DESCRIPTION OF THE TASK —
Reproduce all the entries exactly and keep the pictures out.
---------- MATERIAL TO PROCESS
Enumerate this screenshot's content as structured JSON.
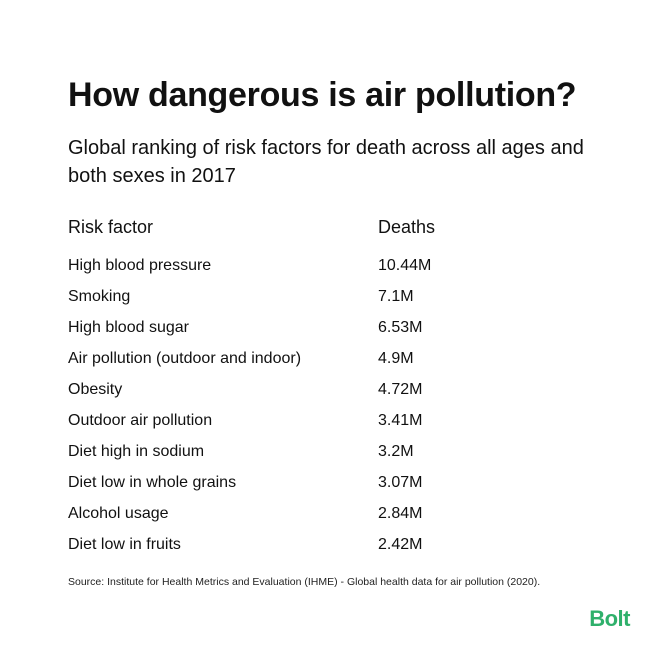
{
  "colors": {
    "text": "#111111",
    "brand": "#2fb06b"
  },
  "header": {
    "title": "How dangerous is air pollution?",
    "subtitle": "Global ranking of risk factors for death across all ages and both sexes in 2017"
  },
  "chart_data": {
    "type": "table",
    "columns": [
      "Risk factor",
      "Deaths"
    ],
    "rows": [
      [
        "High blood pressure",
        "10.44M"
      ],
      [
        "Smoking",
        "7.1M"
      ],
      [
        "High blood sugar",
        "6.53M"
      ],
      [
        "Air pollution (outdoor and indoor)",
        "4.9M"
      ],
      [
        "Obesity",
        "4.72M"
      ],
      [
        "Outdoor air pollution",
        "3.41M"
      ],
      [
        "Diet high in sodium",
        "3.2M"
      ],
      [
        "Diet low in whole grains",
        "3.07M"
      ],
      [
        "Alcohol usage",
        "2.84M"
      ],
      [
        "Diet low in fruits",
        "2.42M"
      ]
    ]
  },
  "footer": {
    "source": "Source: Institute for Health Metrics and Evaluation (IHME) - Global health data for air pollution (2020).",
    "logo": "Bolt"
  }
}
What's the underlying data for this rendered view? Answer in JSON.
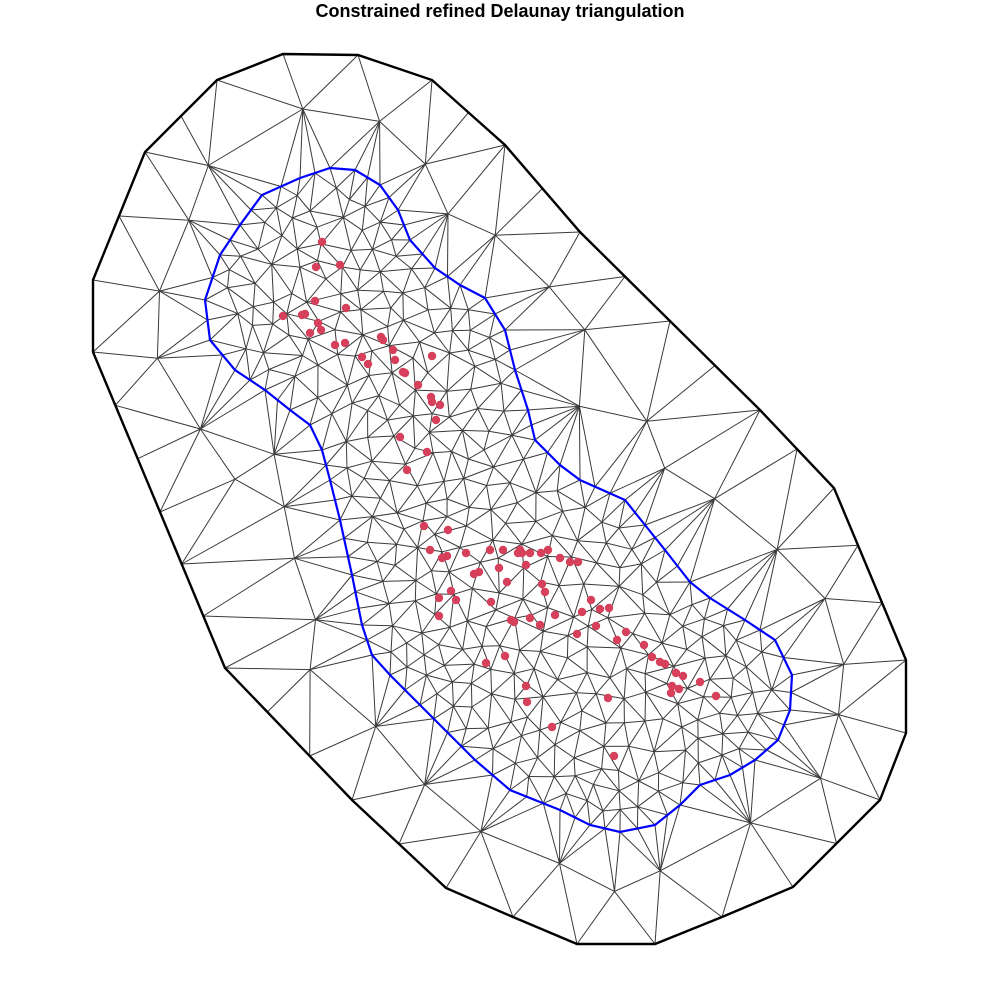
{
  "title": "Constrained refined Delaunay triangulation",
  "colors": {
    "mesh_edge": "#3a3a3a",
    "outer_boundary": "#000000",
    "inner_boundary": "#0000ff",
    "points": "#d6405a"
  }
}
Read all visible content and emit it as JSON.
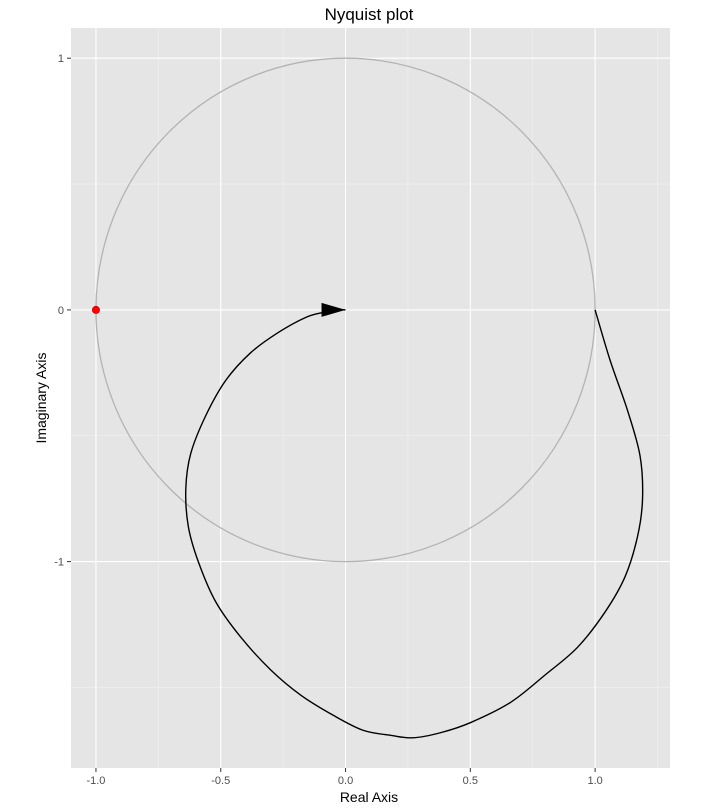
{
  "chart_data": {
    "type": "line",
    "title": "Nyquist plot",
    "xlabel": "Real Axis",
    "ylabel": "Imaginary Axis",
    "xlim": [
      -1.1,
      1.3
    ],
    "ylim": [
      -1.82,
      1.12
    ],
    "x_ticks": [
      -1.0,
      -0.5,
      0.0,
      0.5,
      1.0
    ],
    "x_tick_labels": [
      "-1.0",
      "-0.5",
      "0.0",
      "0.5",
      "1.0"
    ],
    "y_ticks": [
      1,
      0,
      -1
    ],
    "y_tick_labels": [
      "1",
      "0",
      "-1"
    ],
    "grid": true,
    "legend": "none",
    "series": [
      {
        "type": "unit-circle",
        "center": [
          0,
          0
        ],
        "radius": 1,
        "color": "#b3b3b3"
      },
      {
        "type": "nyquist-curve",
        "color": "#000000",
        "x": [
          1.0,
          1.06,
          1.13,
          1.18,
          1.19,
          1.17,
          1.12,
          1.04,
          0.93,
          0.8,
          0.66,
          0.5,
          0.38,
          0.27,
          0.18,
          0.07,
          -0.05,
          -0.18,
          -0.3,
          -0.42,
          -0.52,
          -0.59,
          -0.63,
          -0.64,
          -0.62,
          -0.56,
          -0.48,
          -0.38,
          -0.27,
          -0.16,
          -0.09,
          -0.03,
          0.0
        ],
        "y": [
          0.0,
          -0.2,
          -0.4,
          -0.58,
          -0.75,
          -0.9,
          -1.06,
          -1.2,
          -1.34,
          -1.45,
          -1.56,
          -1.64,
          -1.68,
          -1.7,
          -1.69,
          -1.67,
          -1.61,
          -1.53,
          -1.43,
          -1.3,
          -1.16,
          -1.0,
          -0.86,
          -0.71,
          -0.57,
          -0.42,
          -0.28,
          -0.17,
          -0.09,
          -0.03,
          -0.01,
          0.0,
          0.0
        ]
      }
    ],
    "arrow": {
      "x": 0.0,
      "y": 0.0,
      "direction": "right",
      "color": "#000000"
    },
    "critical_point": {
      "x": -1,
      "y": 0,
      "color": "#ff0000"
    }
  }
}
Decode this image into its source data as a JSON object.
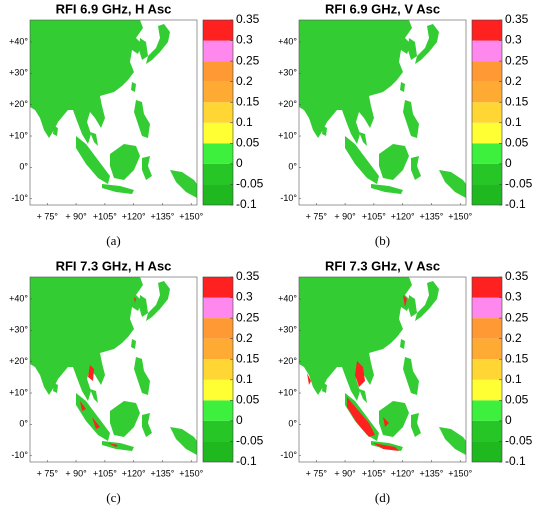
{
  "panels": [
    {
      "title": "RFI 6.9 GHz, H Asc",
      "caption": "(a)"
    },
    {
      "title": "RFI 6.9 GHz, V Asc",
      "caption": "(b)"
    },
    {
      "title": "RFI 7.3 GHz, H Asc",
      "caption": "(c)"
    },
    {
      "title": "RFI 7.3 GHz, V Asc",
      "caption": "(d)"
    }
  ],
  "lonlim": [
    66,
    153
  ],
  "latlim": [
    -12,
    47
  ],
  "lon_ticks": [
    {
      "value": 75,
      "label": "+ 75°"
    },
    {
      "value": 90,
      "label": "+ 90°"
    },
    {
      "value": 105,
      "label": "+105°"
    },
    {
      "value": 120,
      "label": "+120°"
    },
    {
      "value": 135,
      "label": "+135°"
    },
    {
      "value": 150,
      "label": "+150°"
    }
  ],
  "lat_ticks": [
    {
      "value": 40,
      "label": "+40°"
    },
    {
      "value": 30,
      "label": "+30°"
    },
    {
      "value": 20,
      "label": "+20°"
    },
    {
      "value": 10,
      "label": "+10°"
    },
    {
      "value": 0,
      "label": "0°"
    },
    {
      "value": -10,
      "label": "-10°"
    }
  ],
  "colorbar": {
    "clim": [
      -0.1,
      0.35
    ],
    "ticks": [
      -0.1,
      -0.05,
      0,
      0.05,
      0.1,
      0.15,
      0.2,
      0.25,
      0.3,
      0.35
    ],
    "colors": [
      "#1fb81f",
      "#26c626",
      "#3df03d",
      "#ffff33",
      "#ffd633",
      "#ffaa33",
      "#ff9933",
      "#ff88ee",
      "#ff2020"
    ]
  }
}
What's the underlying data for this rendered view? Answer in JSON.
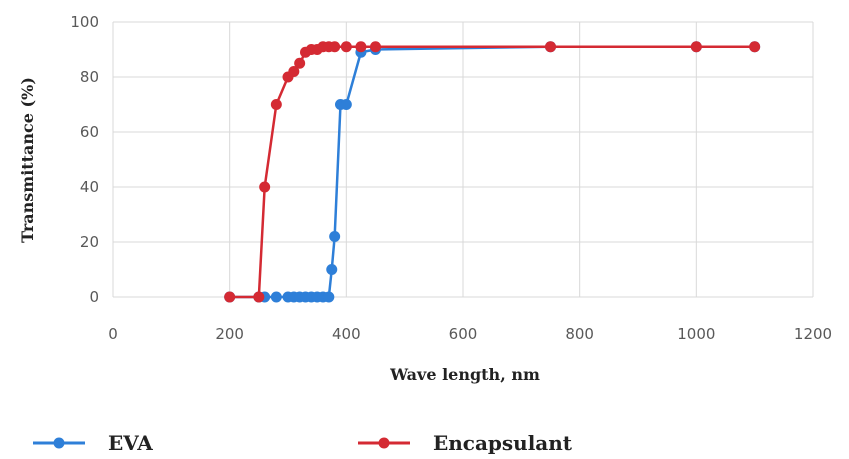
{
  "chart_data": {
    "type": "line",
    "xlabel": "Wave length, nm",
    "ylabel": "Transmittance (%)",
    "xlim": [
      0,
      1200
    ],
    "ylim": [
      0,
      100
    ],
    "xticks": [
      "0",
      "200",
      "400",
      "600",
      "800",
      "1000",
      "1200"
    ],
    "yticks": [
      "0",
      "20",
      "40",
      "60",
      "80",
      "100"
    ],
    "grid": true,
    "legend_position": "bottom",
    "series": [
      {
        "name": "EVA",
        "color": "#2e7fd8",
        "x": [
          200,
          250,
          260,
          280,
          300,
          310,
          320,
          330,
          340,
          350,
          360,
          370,
          375,
          380,
          390,
          400,
          425,
          450,
          750,
          1000,
          1100
        ],
        "y": [
          0,
          0,
          0,
          0,
          0,
          0,
          0,
          0,
          0,
          0,
          0,
          0,
          10,
          22,
          70,
          70,
          89,
          90,
          91,
          91,
          91
        ]
      },
      {
        "name": "Encapsulant",
        "color": "#d42a33",
        "x": [
          200,
          250,
          260,
          280,
          300,
          310,
          320,
          330,
          340,
          350,
          360,
          370,
          380,
          400,
          425,
          450,
          750,
          1000,
          1100
        ],
        "y": [
          0,
          0,
          40,
          70,
          80,
          82,
          85,
          89,
          90,
          90,
          91,
          91,
          91,
          91,
          91,
          91,
          91,
          91,
          91
        ]
      }
    ]
  }
}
--------------------
FULL OUTPUT —
Enumerate this screenshot's content as structured JSON.
{
  "colors": {
    "text": "#111111",
    "brand": "#2fb06b"
  },
  "header": {
    "title": "How dangerous is air pollution?",
    "subtitle": "Global ranking of risk factors for death across all ages and both sexes in 2017"
  },
  "chart_data": {
    "type": "table",
    "columns": [
      "Risk factor",
      "Deaths"
    ],
    "rows": [
      [
        "High blood pressure",
        "10.44M"
      ],
      [
        "Smoking",
        "7.1M"
      ],
      [
        "High blood sugar",
        "6.53M"
      ],
      [
        "Air pollution (outdoor and indoor)",
        "4.9M"
      ],
      [
        "Obesity",
        "4.72M"
      ],
      [
        "Outdoor air pollution",
        "3.41M"
      ],
      [
        "Diet high in sodium",
        "3.2M"
      ],
      [
        "Diet low in whole grains",
        "3.07M"
      ],
      [
        "Alcohol usage",
        "2.84M"
      ],
      [
        "Diet low in fruits",
        "2.42M"
      ]
    ]
  },
  "footer": {
    "source": "Source: Institute for Health Metrics and Evaluation (IHME) - Global health data for air pollution (2020).",
    "logo": "Bolt"
  }
}
What's the underlying data for this rendered view? Answer in JSON.
{
  "title": "Constrained refined Delaunay triangulation",
  "colors": {
    "mesh_edge": "#3a3a3a",
    "outer_boundary": "#000000",
    "inner_boundary": "#0000ff",
    "points": "#d6405a"
  }
}
Read all visible content and emit it as JSON.
{
  "chart_data": {
    "type": "line",
    "title": "Nyquist plot",
    "xlabel": "Real Axis",
    "ylabel": "Imaginary Axis",
    "xlim": [
      -1.1,
      1.3
    ],
    "ylim": [
      -1.82,
      1.12
    ],
    "x_ticks": [
      -1.0,
      -0.5,
      0.0,
      0.5,
      1.0
    ],
    "x_tick_labels": [
      "-1.0",
      "-0.5",
      "0.0",
      "0.5",
      "1.0"
    ],
    "y_ticks": [
      1,
      0,
      -1
    ],
    "y_tick_labels": [
      "1",
      "0",
      "-1"
    ],
    "grid": true,
    "legend": "none",
    "series": [
      {
        "type": "unit-circle",
        "center": [
          0,
          0
        ],
        "radius": 1,
        "color": "#b3b3b3"
      },
      {
        "type": "nyquist-curve",
        "color": "#000000",
        "x": [
          1.0,
          1.06,
          1.13,
          1.18,
          1.19,
          1.17,
          1.12,
          1.04,
          0.93,
          0.8,
          0.66,
          0.5,
          0.38,
          0.27,
          0.18,
          0.07,
          -0.05,
          -0.18,
          -0.3,
          -0.42,
          -0.52,
          -0.59,
          -0.63,
          -0.64,
          -0.62,
          -0.56,
          -0.48,
          -0.38,
          -0.27,
          -0.16,
          -0.09,
          -0.03,
          0.0
        ],
        "y": [
          0.0,
          -0.2,
          -0.4,
          -0.58,
          -0.75,
          -0.9,
          -1.06,
          -1.2,
          -1.34,
          -1.45,
          -1.56,
          -1.64,
          -1.68,
          -1.7,
          -1.69,
          -1.67,
          -1.61,
          -1.53,
          -1.43,
          -1.3,
          -1.16,
          -1.0,
          -0.86,
          -0.71,
          -0.57,
          -0.42,
          -0.28,
          -0.17,
          -0.09,
          -0.03,
          -0.01,
          0.0,
          0.0
        ]
      }
    ],
    "arrow": {
      "x": 0.0,
      "y": 0.0,
      "direction": "right",
      "color": "#000000"
    },
    "critical_point": {
      "x": -1,
      "y": 0,
      "color": "#ff0000"
    }
  }
}
Decode this image into its source data as a JSON object.
{
  "panels": [
    {
      "title": "RFI 6.9 GHz, H Asc",
      "caption": "(a)"
    },
    {
      "title": "RFI 6.9 GHz, V Asc",
      "caption": "(b)"
    },
    {
      "title": "RFI 7.3 GHz, H Asc",
      "caption": "(c)"
    },
    {
      "title": "RFI 7.3 GHz, V Asc",
      "caption": "(d)"
    }
  ],
  "lonlim": [
    66,
    153
  ],
  "latlim": [
    -12,
    47
  ],
  "lon_ticks": [
    {
      "value": 75,
      "label": "+ 75°"
    },
    {
      "value": 90,
      "label": "+ 90°"
    },
    {
      "value": 105,
      "label": "+105°"
    },
    {
      "value": 120,
      "label": "+120°"
    },
    {
      "value": 135,
      "label": "+135°"
    },
    {
      "value": 150,
      "label": "+150°"
    }
  ],
  "lat_ticks": [
    {
      "value": 40,
      "label": "+40°"
    },
    {
      "value": 30,
      "label": "+30°"
    },
    {
      "value": 20,
      "label": "+20°"
    },
    {
      "value": 10,
      "label": "+10°"
    },
    {
      "value": 0,
      "label": "0°"
    },
    {
      "value": -10,
      "label": "-10°"
    }
  ],
  "colorbar": {
    "clim": [
      -0.1,
      0.35
    ],
    "ticks": [
      -0.1,
      -0.05,
      0,
      0.05,
      0.1,
      0.15,
      0.2,
      0.25,
      0.3,
      0.35
    ],
    "colors": [
      "#1fb81f",
      "#26c626",
      "#3df03d",
      "#ffff33",
      "#ffd633",
      "#ffaa33",
      "#ff9933",
      "#ff88ee",
      "#ff2020"
    ]
  }
}
What's the underlying data for this rendered view? Answer in JSON.
{
  "chart_data": {
    "type": "line",
    "xlabel": "Wave length, nm",
    "ylabel": "Transmittance (%)",
    "xlim": [
      0,
      1200
    ],
    "ylim": [
      0,
      100
    ],
    "xticks": [
      "0",
      "200",
      "400",
      "600",
      "800",
      "1000",
      "1200"
    ],
    "yticks": [
      "0",
      "20",
      "40",
      "60",
      "80",
      "100"
    ],
    "grid": true,
    "legend_position": "bottom",
    "series": [
      {
        "name": "EVA",
        "color": "#2e7fd8",
        "x": [
          200,
          250,
          260,
          280,
          300,
          310,
          320,
          330,
          340,
          350,
          360,
          370,
          375,
          380,
          390,
          400,
          425,
          450,
          750,
          1000,
          1100
        ],
        "y": [
          0,
          0,
          0,
          0,
          0,
          0,
          0,
          0,
          0,
          0,
          0,
          0,
          10,
          22,
          70,
          70,
          89,
          90,
          91,
          91,
          91
        ]
      },
      {
        "name": "Encapsulant",
        "color": "#d42a33",
        "x": [
          200,
          250,
          260,
          280,
          300,
          310,
          320,
          330,
          340,
          350,
          360,
          370,
          380,
          400,
          425,
          450,
          750,
          1000,
          1100
        ],
        "y": [
          0,
          0,
          40,
          70,
          80,
          82,
          85,
          89,
          90,
          90,
          91,
          91,
          91,
          91,
          91,
          91,
          91,
          91,
          91
        ]
      }
    ]
  }
}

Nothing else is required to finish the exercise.